— Instruction —
Copy the line with "Parse this screenshot: output" and all lines following it through the last line of the entries, exactly as written.

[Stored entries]
=-=-=
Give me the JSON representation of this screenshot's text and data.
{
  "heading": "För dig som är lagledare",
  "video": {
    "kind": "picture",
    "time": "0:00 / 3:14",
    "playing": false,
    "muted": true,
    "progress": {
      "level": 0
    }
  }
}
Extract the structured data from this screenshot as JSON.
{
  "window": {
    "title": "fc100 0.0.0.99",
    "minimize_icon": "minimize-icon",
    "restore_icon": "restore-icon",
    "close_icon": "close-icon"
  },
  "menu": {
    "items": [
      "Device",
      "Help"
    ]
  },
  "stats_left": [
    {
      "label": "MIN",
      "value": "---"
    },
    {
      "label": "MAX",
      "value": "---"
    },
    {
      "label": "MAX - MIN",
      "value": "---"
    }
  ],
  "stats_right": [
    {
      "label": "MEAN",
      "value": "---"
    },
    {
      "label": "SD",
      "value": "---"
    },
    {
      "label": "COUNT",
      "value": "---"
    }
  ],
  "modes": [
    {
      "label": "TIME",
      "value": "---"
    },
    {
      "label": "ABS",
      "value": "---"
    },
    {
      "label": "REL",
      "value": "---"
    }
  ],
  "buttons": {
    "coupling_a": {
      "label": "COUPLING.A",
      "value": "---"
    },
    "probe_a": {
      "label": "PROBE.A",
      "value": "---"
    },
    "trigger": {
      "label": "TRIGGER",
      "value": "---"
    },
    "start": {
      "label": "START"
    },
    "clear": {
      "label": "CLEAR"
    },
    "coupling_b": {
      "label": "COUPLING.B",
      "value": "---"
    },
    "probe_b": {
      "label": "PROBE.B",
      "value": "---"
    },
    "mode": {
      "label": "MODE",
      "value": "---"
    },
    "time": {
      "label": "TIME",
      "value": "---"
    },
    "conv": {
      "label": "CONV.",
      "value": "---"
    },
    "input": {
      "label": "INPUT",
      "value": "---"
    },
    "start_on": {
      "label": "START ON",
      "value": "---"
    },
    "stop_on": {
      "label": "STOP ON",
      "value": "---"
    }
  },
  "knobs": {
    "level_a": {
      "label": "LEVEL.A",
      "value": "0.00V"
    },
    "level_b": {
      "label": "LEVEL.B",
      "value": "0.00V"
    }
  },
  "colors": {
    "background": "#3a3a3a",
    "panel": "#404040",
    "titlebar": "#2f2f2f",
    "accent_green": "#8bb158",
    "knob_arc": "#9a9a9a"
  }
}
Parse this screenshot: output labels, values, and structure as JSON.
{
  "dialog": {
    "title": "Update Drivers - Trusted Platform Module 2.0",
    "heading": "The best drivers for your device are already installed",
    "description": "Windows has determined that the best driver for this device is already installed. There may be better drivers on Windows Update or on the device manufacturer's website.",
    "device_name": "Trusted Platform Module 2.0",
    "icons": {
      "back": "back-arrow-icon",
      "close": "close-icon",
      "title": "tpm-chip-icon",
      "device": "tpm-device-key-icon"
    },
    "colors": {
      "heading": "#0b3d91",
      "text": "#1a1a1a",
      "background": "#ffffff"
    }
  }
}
=-=-=
— Written answer —
Parse this screenshot: output labels, values, and structure as JSON.
{
  "dialog": {
    "title": "Update Drivers - Trusted Platform Module 2.0",
    "heading": "The best drivers for your device are already installed",
    "description": "Windows has determined that the best driver for this device is already installed. There may be better drivers on Windows Update or on the device manufacturer's website.",
    "device_name": "Trusted Platform Module 2.0",
    "icons": {
      "back": "back-arrow-icon",
      "close": "close-icon",
      "title": "tpm-chip-icon",
      "device": "tpm-device-key-icon"
    },
    "colors": {
      "heading": "#0b3d91",
      "text": "#1a1a1a",
      "background": "#ffffff"
    }
  }
}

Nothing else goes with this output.